*TEXTE À LIRE*:
----------
Le dormeur du val

Voici une explication plus ou moins rédigée du fameux poème de Rimbaud, complète, après la publication des premières pages, qui ne concernaient que la lecture à voix haute. Certaines parties sont entièrement rédigées; d’autres le sont moins (le début) ; d’autres encore moins (la fin). Cela peut être un bon outil de travail. L’explication, telle quelle, est évidemment trop longue pour le format des épreuves de français au baccalauréat. Il faut savoir choisir les remarques les plus essentielles, pour se limiter aux dix minutes imparties.

0 commentaire sur “Le dormeur du val”

  1. Joli travail!
----------
*DONNÉES BRUTES*:
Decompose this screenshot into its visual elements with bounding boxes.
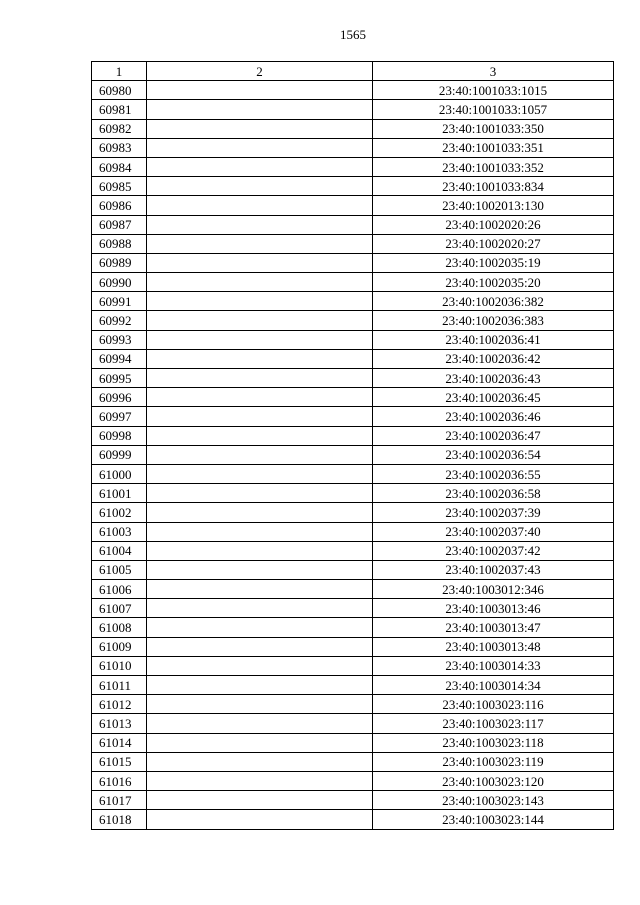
----------
*À FAIRE*: Restituez mot pour mot l'extrait du texte à lire allant de « Voici une explication » à « dix minutes imparties. ».

*TÂCHE ACCOMPLIE*:
Voici une explication plus ou moins rédigée du fameux poème de Rimbaud, complète, après la publication des premières pages, qui ne concernaient que la lecture à voix haute. Certaines parties sont entièrement rédigées; d’autres le sont moins (le début) ; d’autres encore moins (la fin). Cela peut être un bon outil de travail. L’explication, telle quelle, est évidemment trop longue pour le format des épreuves de français au baccalauréat. Il faut savoir choisir les remarques les plus essentielles, pour se limiter aux dix minutes imparties.